Look for "почте" in the listing below. Gather each line that contains it.

▶ [RECORDS SUPPLIED]:
-- Start --

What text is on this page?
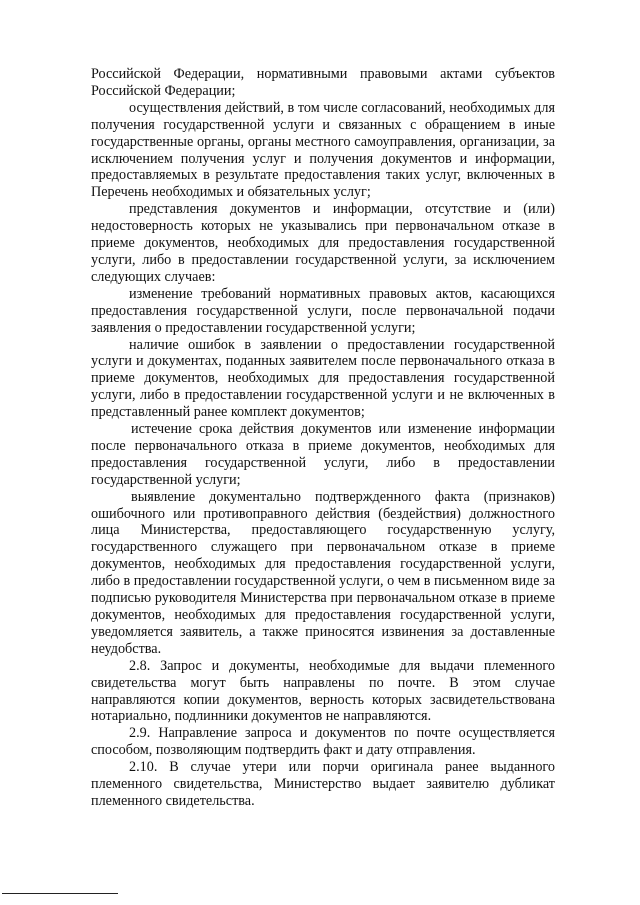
Российской Федерации, нормативными правовыми актами субъектов Российской Федерации;

осуществления действий, в том числе согласований, необходимых для получения государственной услуги и связанных с обращением в иные государственные органы, органы местного самоуправления, организации, за исключением получения услуг и получения документов и информации, предоставляемых в результате предоставления таких услуг, включенных в Перечень необходимых и обязательных услуг;

представления документов и информации, отсутствие и (или) недостоверность которых не указывались при первоначальном отказе в приеме документов, необходимых для предоставления государственной услуги, либо в предоставлении государственной услуги, за исключением следующих случаев:

изменение требований нормативных правовых актов, касающихся предоставления государственной услуги, после первоначальной подачи заявления о предоставлении государственной услуги;

наличие ошибок в заявлении о предоставлении государственной услуги и документах, поданных заявителем после первоначального отказа в приеме документов, необходимых для предоставления государственной услуги, либо в предоставлении государственной услуги и не включенных в представленный ранее комплект документов;

истечение срока действия документов или изменение информации после первоначального отказа в приеме документов, необходимых для предоставления государственной услуги, либо в предоставлении государственной услуги;

выявление документально подтвержденного факта (признаков) ошибочного или противоправного действия (бездействия) должностного лица Министерства, предоставляющего государственную услугу, государственного служащего при первоначальном отказе в приеме документов, необходимых для предоставления государственной услуги, либо в предоставлении государственной услуги, о чем в письменном виде за подписью руководителя Министерства при первоначальном отказе в приеме документов, необходимых для предоставления государственной услуги, уведомляется заявитель, а также приносятся извинения за доставленные неудобства.

2.8. Запрос и документы, необходимые для выдачи племенного свидетельства могут быть направлены по почте. В этом случае направляются копии документов, верность которых засвидетельствована нотариально, подлинники документов не направляются.

2.9. Направление запроса и документов по почте осуществляется способом, позволяющим подтвердить факт и дату отправления.

2.10. В случае утери или порчи оригинала ранее выданного племенного свидетельства, Министерство выдает заявителю дубликат племенного свидетельства.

-- End --

▶ [WRITTEN SOLUTION]:
2.8. Запрос и документы, необходимые для выдачи племенного свидетельства могут быть направлены по почте. В этом случае направляются копии документов, верность которых засвидетельствована нотариально, подлинники документов не направляются.
2.9. Направление запроса и документов по почте осуществляется способом, позволяющим подтвердить факт и дату отправления.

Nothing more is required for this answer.